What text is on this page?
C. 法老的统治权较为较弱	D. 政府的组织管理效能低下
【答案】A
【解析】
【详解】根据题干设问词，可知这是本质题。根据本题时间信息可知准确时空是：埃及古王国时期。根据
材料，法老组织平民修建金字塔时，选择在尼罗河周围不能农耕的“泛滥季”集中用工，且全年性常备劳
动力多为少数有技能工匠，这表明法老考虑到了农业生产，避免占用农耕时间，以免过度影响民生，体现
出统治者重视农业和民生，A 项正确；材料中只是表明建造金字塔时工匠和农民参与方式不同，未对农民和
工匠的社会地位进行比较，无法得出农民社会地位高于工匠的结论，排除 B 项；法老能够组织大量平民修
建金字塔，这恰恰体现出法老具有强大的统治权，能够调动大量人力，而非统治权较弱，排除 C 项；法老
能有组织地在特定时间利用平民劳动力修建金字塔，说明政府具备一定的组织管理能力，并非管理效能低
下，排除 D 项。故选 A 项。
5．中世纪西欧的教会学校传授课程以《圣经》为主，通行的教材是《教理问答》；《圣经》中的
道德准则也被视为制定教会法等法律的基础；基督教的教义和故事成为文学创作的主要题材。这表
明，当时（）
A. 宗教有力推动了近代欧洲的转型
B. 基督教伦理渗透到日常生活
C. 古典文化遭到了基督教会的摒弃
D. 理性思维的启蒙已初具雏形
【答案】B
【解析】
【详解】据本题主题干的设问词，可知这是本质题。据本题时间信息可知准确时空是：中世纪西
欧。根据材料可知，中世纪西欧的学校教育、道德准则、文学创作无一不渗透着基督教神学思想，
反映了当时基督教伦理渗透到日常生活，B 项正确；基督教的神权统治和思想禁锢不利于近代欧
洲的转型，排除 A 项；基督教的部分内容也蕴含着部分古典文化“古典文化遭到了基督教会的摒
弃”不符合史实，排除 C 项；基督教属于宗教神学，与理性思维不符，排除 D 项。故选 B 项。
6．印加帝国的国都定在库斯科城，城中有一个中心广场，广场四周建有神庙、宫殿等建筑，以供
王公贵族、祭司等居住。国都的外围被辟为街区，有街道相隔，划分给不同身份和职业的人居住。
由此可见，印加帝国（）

# # #

Return each line among the entries that holds the word "可知这是本质题".

【详解】根据题干设问词，可知这是本质题。根据本题时间信息可知准确时空是：埃及古王国时期。根据
【详解】据本题主题干的设问词，可知这是本质题。据本题时间信息可知准确时空是：中世纪西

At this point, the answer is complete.